- _Records for this exercise_
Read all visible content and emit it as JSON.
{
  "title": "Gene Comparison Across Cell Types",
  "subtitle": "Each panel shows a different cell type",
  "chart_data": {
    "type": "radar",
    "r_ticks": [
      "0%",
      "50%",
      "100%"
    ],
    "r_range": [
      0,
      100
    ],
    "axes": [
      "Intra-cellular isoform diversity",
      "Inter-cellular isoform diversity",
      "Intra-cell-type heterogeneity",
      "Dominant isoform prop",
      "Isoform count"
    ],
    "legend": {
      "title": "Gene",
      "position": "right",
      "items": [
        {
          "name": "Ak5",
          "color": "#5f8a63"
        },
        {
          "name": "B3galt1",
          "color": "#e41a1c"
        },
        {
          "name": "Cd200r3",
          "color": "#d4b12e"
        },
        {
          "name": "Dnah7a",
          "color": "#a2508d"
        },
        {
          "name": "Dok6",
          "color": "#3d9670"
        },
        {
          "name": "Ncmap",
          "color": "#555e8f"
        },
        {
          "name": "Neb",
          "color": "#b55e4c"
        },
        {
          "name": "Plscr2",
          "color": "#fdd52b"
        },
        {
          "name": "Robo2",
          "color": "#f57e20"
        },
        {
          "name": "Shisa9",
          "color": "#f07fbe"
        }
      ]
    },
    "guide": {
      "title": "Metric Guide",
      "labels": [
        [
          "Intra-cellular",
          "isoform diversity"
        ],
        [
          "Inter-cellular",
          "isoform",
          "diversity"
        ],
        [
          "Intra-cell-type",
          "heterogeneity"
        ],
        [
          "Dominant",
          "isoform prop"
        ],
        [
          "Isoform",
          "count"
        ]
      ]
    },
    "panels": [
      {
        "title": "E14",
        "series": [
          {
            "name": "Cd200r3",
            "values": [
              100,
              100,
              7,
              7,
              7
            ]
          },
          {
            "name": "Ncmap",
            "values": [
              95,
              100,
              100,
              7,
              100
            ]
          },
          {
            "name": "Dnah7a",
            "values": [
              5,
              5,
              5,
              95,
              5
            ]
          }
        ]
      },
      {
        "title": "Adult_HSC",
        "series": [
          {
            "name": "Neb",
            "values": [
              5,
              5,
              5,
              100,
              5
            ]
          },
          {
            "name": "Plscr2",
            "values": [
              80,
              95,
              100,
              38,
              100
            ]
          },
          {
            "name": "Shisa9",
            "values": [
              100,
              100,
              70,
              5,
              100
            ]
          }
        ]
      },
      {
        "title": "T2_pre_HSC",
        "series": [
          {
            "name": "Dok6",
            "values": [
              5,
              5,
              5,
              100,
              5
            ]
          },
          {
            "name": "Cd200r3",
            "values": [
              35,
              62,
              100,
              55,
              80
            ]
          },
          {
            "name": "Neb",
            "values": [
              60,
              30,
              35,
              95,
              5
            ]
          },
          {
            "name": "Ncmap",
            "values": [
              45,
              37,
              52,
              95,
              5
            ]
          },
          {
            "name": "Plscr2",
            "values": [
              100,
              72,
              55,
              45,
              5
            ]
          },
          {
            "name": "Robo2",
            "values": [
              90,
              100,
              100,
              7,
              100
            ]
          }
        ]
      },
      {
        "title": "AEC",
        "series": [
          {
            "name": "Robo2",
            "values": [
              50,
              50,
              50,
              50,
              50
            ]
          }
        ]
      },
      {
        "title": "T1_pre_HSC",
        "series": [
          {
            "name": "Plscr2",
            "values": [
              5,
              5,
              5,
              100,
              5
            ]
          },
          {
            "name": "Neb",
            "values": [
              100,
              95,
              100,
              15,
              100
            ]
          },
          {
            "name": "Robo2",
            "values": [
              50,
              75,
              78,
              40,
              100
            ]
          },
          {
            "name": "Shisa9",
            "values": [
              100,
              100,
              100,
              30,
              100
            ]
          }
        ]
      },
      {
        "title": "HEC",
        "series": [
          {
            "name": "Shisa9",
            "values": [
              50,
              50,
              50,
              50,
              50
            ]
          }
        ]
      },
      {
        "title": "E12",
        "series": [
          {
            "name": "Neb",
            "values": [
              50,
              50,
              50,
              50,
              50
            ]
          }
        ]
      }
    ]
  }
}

- _Work to complete_
Identify and extract each line of the listing that contains "Inter".

- _Task response_
      "Inter-cellular isoform diversity",
          "Inter-cellular",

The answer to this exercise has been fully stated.